▽
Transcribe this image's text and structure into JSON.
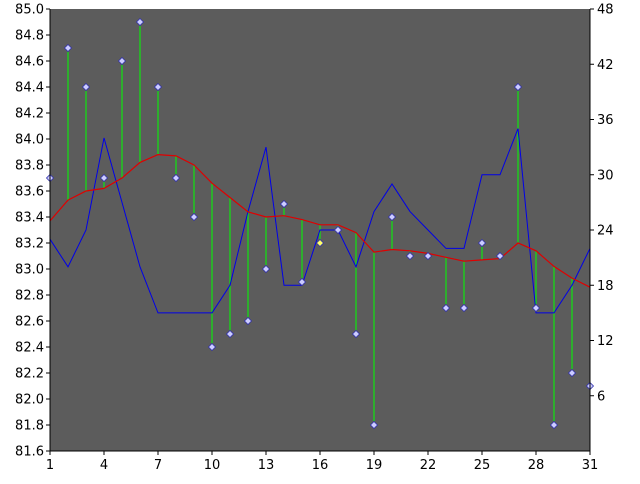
{
  "chart_data": {
    "type": "line",
    "x": [
      1,
      2,
      3,
      4,
      5,
      6,
      7,
      8,
      9,
      10,
      11,
      12,
      13,
      14,
      15,
      16,
      17,
      18,
      19,
      20,
      21,
      22,
      23,
      24,
      25,
      26,
      27,
      28,
      29,
      30,
      31
    ],
    "x_ticks": [
      "1",
      "4",
      "7",
      "10",
      "13",
      "16",
      "19",
      "22",
      "25",
      "28",
      "31"
    ],
    "ylim_left": [
      81.6,
      85.0
    ],
    "yticks_left": [
      "81.6",
      "81.8",
      "82.0",
      "82.2",
      "82.4",
      "82.6",
      "82.8",
      "83.0",
      "83.2",
      "83.4",
      "83.6",
      "83.8",
      "84.0",
      "84.2",
      "84.4",
      "84.6",
      "84.8",
      "85.0"
    ],
    "ylim_right": [
      0,
      48
    ],
    "yticks_right": [
      "6",
      "12",
      "18",
      "24",
      "30",
      "36",
      "42",
      "48"
    ],
    "grid": false,
    "legend": "none",
    "series": [
      {
        "kind": "points-with-stems-to-moving-average",
        "axis": "left",
        "values": [
          83.7,
          84.7,
          84.4,
          83.7,
          84.6,
          84.9,
          84.4,
          83.7,
          83.4,
          82.4,
          82.5,
          82.6,
          83.0,
          83.5,
          82.9,
          83.2,
          83.3,
          82.5,
          81.8,
          83.4,
          83.1,
          83.1,
          82.7,
          82.7,
          83.2,
          83.1,
          84.4,
          82.7,
          81.8,
          82.2,
          82.1
        ],
        "highlight_index": 15
      },
      {
        "kind": "moving-average-line",
        "axis": "left",
        "values": [
          83.37,
          83.53,
          83.6,
          83.62,
          83.7,
          83.82,
          83.88,
          83.87,
          83.8,
          83.66,
          83.55,
          83.44,
          83.4,
          83.41,
          83.38,
          83.34,
          83.34,
          83.28,
          83.13,
          83.15,
          83.14,
          83.12,
          83.09,
          83.06,
          83.07,
          83.08,
          83.2,
          83.14,
          83.02,
          82.93,
          82.86
        ]
      },
      {
        "kind": "line",
        "axis": "right",
        "values": [
          23,
          20,
          24,
          34,
          27,
          20,
          15,
          15,
          15,
          15,
          18,
          26,
          33,
          18,
          18,
          24,
          24,
          20,
          26,
          29,
          26,
          24,
          22,
          22,
          30,
          30,
          35,
          15,
          15,
          18,
          22
        ]
      }
    ]
  },
  "colors": {
    "plot_background": "#5c5c5c",
    "page_background": "#ffffff",
    "moving_average": "#e00000",
    "secondary_line": "#0000e8",
    "stems": "#00ff00",
    "marker_fill": "#ccccff",
    "marker_highlight": "#ffff66",
    "marker_stroke": "#3333aa",
    "axis": "#000000"
  }
}
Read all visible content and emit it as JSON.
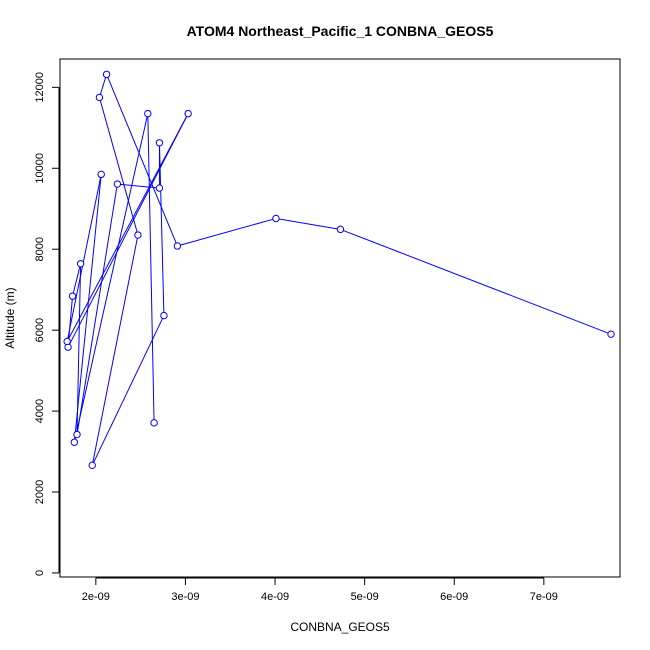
{
  "chart_data": {
    "type": "line",
    "title": "ATOM4 Northeast_Pacific_1 CONBNA_GEOS5",
    "xlabel": "CONBNA_GEOS5",
    "ylabel": "Altitude (m)",
    "xlim": [
      1.6e-09,
      7.85e-09
    ],
    "ylim": [
      -100,
      12700
    ],
    "x_ticks": [
      2e-09,
      3e-09,
      4e-09,
      5e-09,
      6e-09,
      7e-09
    ],
    "x_tick_labels": [
      "2e-09",
      "3e-09",
      "4e-09",
      "5e-09",
      "6e-09",
      "7e-09"
    ],
    "y_ticks": [
      0,
      2000,
      4000,
      6000,
      8000,
      10000,
      12000
    ],
    "y_tick_labels": [
      "0",
      "2000",
      "4000",
      "6000",
      "8000",
      "10000",
      "12000"
    ],
    "grid": false,
    "legend": "none",
    "series": [
      {
        "color": "#0000ff",
        "marker": "open-circle",
        "points": [
          {
            "x": 7.75e-09,
            "y": 5900
          },
          {
            "x": 4.73e-09,
            "y": 8490
          },
          {
            "x": 4.01e-09,
            "y": 8760
          },
          {
            "x": 2.91e-09,
            "y": 8080
          },
          {
            "x": 2.12e-09,
            "y": 12320
          },
          {
            "x": 2.04e-09,
            "y": 11750
          },
          {
            "x": 2.47e-09,
            "y": 8350
          },
          {
            "x": 1.96e-09,
            "y": 2660
          },
          {
            "x": 2.76e-09,
            "y": 6360
          },
          {
            "x": 2.71e-09,
            "y": 10630
          },
          {
            "x": 2.71e-09,
            "y": 9510
          },
          {
            "x": 2.24e-09,
            "y": 9610
          },
          {
            "x": 1.79e-09,
            "y": 3420
          },
          {
            "x": 1.83e-09,
            "y": 7640
          },
          {
            "x": 1.74e-09,
            "y": 6840
          },
          {
            "x": 1.69e-09,
            "y": 5580
          },
          {
            "x": 3.03e-09,
            "y": 11350
          },
          {
            "x": 1.68e-09,
            "y": 5720
          },
          {
            "x": 2.06e-09,
            "y": 9850
          },
          {
            "x": 1.76e-09,
            "y": 3230
          },
          {
            "x": 2.58e-09,
            "y": 11350
          },
          {
            "x": 2.65e-09,
            "y": 3710
          }
        ]
      }
    ]
  }
}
△
▶ Your task
Your task is to retype all the entries exactly and leave out any pictures.

▶ Task response
Transcribe this image's text and structure into JSON.
{
  "chart_data": {
    "type": "line",
    "x": [
      1,
      2,
      3,
      4,
      5,
      6,
      7,
      8,
      9,
      10,
      11,
      12,
      13,
      14,
      15,
      16,
      17,
      18,
      19,
      20,
      21,
      22,
      23,
      24,
      25,
      26,
      27,
      28,
      29,
      30,
      31
    ],
    "x_ticks": [
      "1",
      "4",
      "7",
      "10",
      "13",
      "16",
      "19",
      "22",
      "25",
      "28",
      "31"
    ],
    "ylim_left": [
      81.6,
      85.0
    ],
    "yticks_left": [
      "81.6",
      "81.8",
      "82.0",
      "82.2",
      "82.4",
      "82.6",
      "82.8",
      "83.0",
      "83.2",
      "83.4",
      "83.6",
      "83.8",
      "84.0",
      "84.2",
      "84.4",
      "84.6",
      "84.8",
      "85.0"
    ],
    "ylim_right": [
      0,
      48
    ],
    "yticks_right": [
      "6",
      "12",
      "18",
      "24",
      "30",
      "36",
      "42",
      "48"
    ],
    "grid": false,
    "legend": "none",
    "series": [
      {
        "kind": "points-with-stems-to-moving-average",
        "axis": "left",
        "values": [
          83.7,
          84.7,
          84.4,
          83.7,
          84.6,
          84.9,
          84.4,
          83.7,
          83.4,
          82.4,
          82.5,
          82.6,
          83.0,
          83.5,
          82.9,
          83.2,
          83.3,
          82.5,
          81.8,
          83.4,
          83.1,
          83.1,
          82.7,
          82.7,
          83.2,
          83.1,
          84.4,
          82.7,
          81.8,
          82.2,
          82.1
        ],
        "highlight_index": 15
      },
      {
        "kind": "moving-average-line",
        "axis": "left",
        "values": [
          83.37,
          83.53,
          83.6,
          83.62,
          83.7,
          83.82,
          83.88,
          83.87,
          83.8,
          83.66,
          83.55,
          83.44,
          83.4,
          83.41,
          83.38,
          83.34,
          83.34,
          83.28,
          83.13,
          83.15,
          83.14,
          83.12,
          83.09,
          83.06,
          83.07,
          83.08,
          83.2,
          83.14,
          83.02,
          82.93,
          82.86
        ]
      },
      {
        "kind": "line",
        "axis": "right",
        "values": [
          23,
          20,
          24,
          34,
          27,
          20,
          15,
          15,
          15,
          15,
          18,
          26,
          33,
          18,
          18,
          24,
          24,
          20,
          26,
          29,
          26,
          24,
          22,
          22,
          30,
          30,
          35,
          15,
          15,
          18,
          22
        ]
      }
    ]
  },
  "colors": {
    "plot_background": "#5c5c5c",
    "page_background": "#ffffff",
    "moving_average": "#e00000",
    "secondary_line": "#0000e8",
    "stems": "#00ff00",
    "marker_fill": "#ccccff",
    "marker_highlight": "#ffff66",
    "marker_stroke": "#3333aa",
    "axis": "#000000"
  }
}
Read all visible content and emit it as JSON.
{
  "chart_data": {
    "type": "line",
    "title": "ATOM4 Northeast_Pacific_1 CONBNA_GEOS5",
    "xlabel": "CONBNA_GEOS5",
    "ylabel": "Altitude (m)",
    "xlim": [
      1.6e-09,
      7.85e-09
    ],
    "ylim": [
      -100,
      12700
    ],
    "x_ticks": [
      2e-09,
      3e-09,
      4e-09,
      5e-09,
      6e-09,
      7e-09
    ],
    "x_tick_labels": [
      "2e-09",
      "3e-09",
      "4e-09",
      "5e-09",
      "6e-09",
      "7e-09"
    ],
    "y_ticks": [
      0,
      2000,
      4000,
      6000,
      8000,
      10000,
      12000
    ],
    "y_tick_labels": [
      "0",
      "2000",
      "4000",
      "6000",
      "8000",
      "10000",
      "12000"
    ],
    "grid": false,
    "legend": "none",
    "series": [
      {
        "color": "#0000ff",
        "marker": "open-circle",
        "points": [
          {
            "x": 7.75e-09,
            "y": 5900
          },
          {
            "x": 4.73e-09,
            "y": 8490
          },
          {
            "x": 4.01e-09,
            "y": 8760
          },
          {
            "x": 2.91e-09,
            "y": 8080
          },
          {
            "x": 2.12e-09,
            "y": 12320
          },
          {
            "x": 2.04e-09,
            "y": 11750
          },
          {
            "x": 2.47e-09,
            "y": 8350
          },
          {
            "x": 1.96e-09,
            "y": 2660
          },
          {
            "x": 2.76e-09,
            "y": 6360
          },
          {
            "x": 2.71e-09,
            "y": 10630
          },
          {
            "x": 2.71e-09,
            "y": 9510
          },
          {
            "x": 2.24e-09,
            "y": 9610
          },
          {
            "x": 1.79e-09,
            "y": 3420
          },
          {
            "x": 1.83e-09,
            "y": 7640
          },
          {
            "x": 1.74e-09,
            "y": 6840
          },
          {
            "x": 1.69e-09,
            "y": 5580
          },
          {
            "x": 3.03e-09,
            "y": 11350
          },
          {
            "x": 1.68e-09,
            "y": 5720
          },
          {
            "x": 2.06e-09,
            "y": 9850
          },
          {
            "x": 1.76e-09,
            "y": 3230
          },
          {
            "x": 2.58e-09,
            "y": 11350
          },
          {
            "x": 2.65e-09,
            "y": 3710
          }
        ]
      }
    ]
  }
}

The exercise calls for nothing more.